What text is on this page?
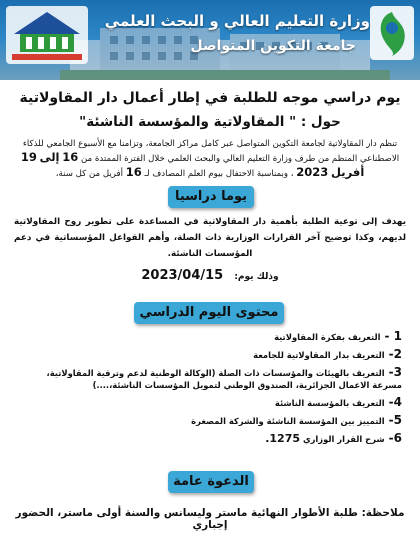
وزارة التعليم العالي و البحث العلمي
جامعة التكوين المتواصل
يوم دراسي موجه للطلبة في إطار أعمال دار المقاولاتية
حول : " المقاولاتية والمؤسسة الناشئة"
تنظم دار المقاولاتية لجامعة التكوين المتواصل عبر كامل مراكز الجامعة، وتزامنا مع الأسبوع الجامعي للذكاء الاصطناعي المنظم من طرف وزارة التعليم العالي والبحث العلمي خلال الفترة الممتدة من 16 إلى 19 أفريل 2023 ، وبمناسبة الاحتفال بيوم العلم المصادف لـ 16 أفريل من كل سنة،
يوما دراسيا
يهدف إلى توعية الطلبة بأهمية دار المقاولاتية في المساعدة على تطوير روح المقاولاتية لديهم، وكذا توضيح آخر القرارات الوزارية ذات الصلة، وأهم القواعل المؤسساتية في دعم المؤسسات الناشئة.
وذلك يوم: 2023/04/15
محتوى اليوم الدراسي
1 -التعريف بفكرة المقاولاتية
2-التعريف بدار المقاولاتية للجامعة
3-التعريف بالهيئات والمؤسسات ذات الصلة (الوكالة الوطنية لدعم وترقية المقاولاتية، مسرعة الاعمال الجزائرية، الصندوق الوطني لتمويل المؤسسات الناشئة،....)
4-التعريف بالمؤسسة الناشئة
5-التمييز بين المؤسسة الناشئة والشركة المصغرة
6-شرح القرار الوزاري 1275.
الدعوة عامة
ملاحظة: طلبة الأطوار النهائية ماستر وليسانس والسنة أولى ماستر، الحضور إجباري
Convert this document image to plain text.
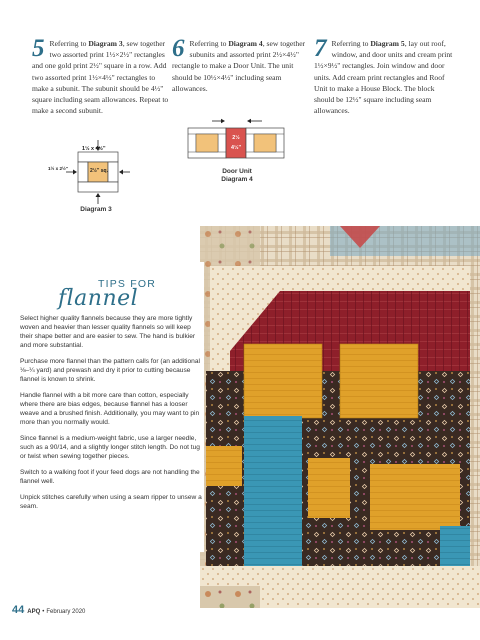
5 Referring to Diagram 3, sew together two assorted print 1½×2½" rectangles and one gold print 2½" square in a row. Add two assorted print 1½×4½" rectangles to make a subunit. The subunit should be 4½" square including seam allowances. Repeat to make a second subunit.
6 Referring to Diagram 4, sew together subunits and assorted print 2½×4½" rectangle to make a Door Unit. The unit should be 10½×4½" including seam allowances.
7 Referring to Diagram 5, lay out roof, window, and door units and cream print 1½×9½" rectangles. Join window and door units. Add cream print rectangles and Roof Unit to make a House Block. The block should be 12½" square including seam allowances.
1½ x 4½"
1½ x 2½"	2½" sq.
Diagram 3
2½
4½"
Door Unit
Diagram 4
TIPS FOR
flannel

Select higher quality flannels because they are more tightly woven and heavier than lesser quality flannels so will keep their shape better and are easier to sew. The hand is bulkier and more substantial.

Purchase more flannel than the pattern calls for (an additional ⅛–¼ yard) and prewash and dry it prior to cutting because flannel is known to shrink.

Handle flannel with a bit more care than cotton, especially where there are bias edges, because flannel has a looser weave and a brushed finish. Additionally, you may want to pin more than you normally would.

Since flannel is a medium-weight fabric, use a larger needle, such as a 90/14, and a slightly longer stitch length. Do not tug or twist when sewing together pieces.

Switch to a walking foot if your feed dogs are not handling the flannel well.

Unpick stitches carefully when using a seam ripper to unsew a seam.

44 APQ • February 2020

SHORT PROBLEM:
Copy out the whole listing exactly, and don't carry over any pictures.

ANSWER:
What text is on this page?
وزارة التعليم العالي و البحث العلمي
جامعة التكوين المتواصل
يوم دراسي موجه للطلبة في إطار أعمال دار المقاولاتية
حول : " المقاولاتية والمؤسسة الناشئة"
تنظم دار المقاولاتية لجامعة التكوين المتواصل عبر كامل مراكز الجامعة، وتزامنا مع الأسبوع الجامعي للذكاء الاصطناعي المنظم من طرف وزارة التعليم العالي والبحث العلمي خلال الفترة الممتدة من 16 إلى 19 أفريل 2023 ، وبمناسبة الاحتفال بيوم العلم المصادف لـ 16 أفريل من كل سنة،
يوما دراسيا
يهدف إلى توعية الطلبة بأهمية دار المقاولاتية في المساعدة على تطوير روح المقاولاتية لديهم، وكذا توضيح آخر القرارات الوزارية ذات الصلة، وأهم القواعل المؤسساتية في دعم المؤسسات الناشئة.
وذلك يوم: 2023/04/15
محتوى اليوم الدراسي
1 -التعريف بفكرة المقاولاتية
2-التعريف بدار المقاولاتية للجامعة
3-التعريف بالهيئات والمؤسسات ذات الصلة (الوكالة الوطنية لدعم وترقية المقاولاتية، مسرعة الاعمال الجزائرية، الصندوق الوطني لتمويل المؤسسات الناشئة،....)
4-التعريف بالمؤسسة الناشئة
5-التمييز بين المؤسسة الناشئة والشركة المصغرة
6-شرح القرار الوزاري 1275.
الدعوة عامة
ملاحظة: طلبة الأطوار النهائية ماستر وليسانس والسنة أولى ماستر، الحضور إجباري
Convert this document image to plain text.
5 Referring to Diagram 3, sew together two assorted print 1½×2½" rectangles and one gold print 2½" square in a row. Add two assorted print 1½×4½" rectangles to make a subunit. The subunit should be 4½" square including seam allowances. Repeat to make a second subunit.
6 Referring to Diagram 4, sew together subunits and assorted print 2½×4½" rectangle to make a Door Unit. The unit should be 10½×4½" including seam allowances.
7 Referring to Diagram 5, lay out roof, window, and door units and cream print 1½×9½" rectangles. Join window and door units. Add cream print rectangles and Roof Unit to make a House Block. The block should be 12½" square including seam allowances.
1½ x 4½"
1½ x 2½"	2½" sq.
Diagram 3
2½
4½"
Door Unit
Diagram 4
TIPS FOR
flannel

Select higher quality flannels because they are more tightly woven and heavier than lesser quality flannels so will keep their shape better and are easier to sew. The hand is bulkier and more substantial.

Purchase more flannel than the pattern calls for (an additional ⅛–¼ yard) and prewash and dry it prior to cutting because flannel is known to shrink.

Handle flannel with a bit more care than cotton, especially where there are bias edges, because flannel has a looser weave and a brushed finish. Additionally, you may want to pin more than you normally would.

Since flannel is a medium-weight fabric, use a larger needle, such as a 90/14, and a slightly longer stitch length. Do not tug or twist when sewing together pieces.

Switch to a walking foot if your feed dogs are not handling the flannel well.

Unpick stitches carefully when using a seam ripper to unsew a seam.

44 APQ • February 2020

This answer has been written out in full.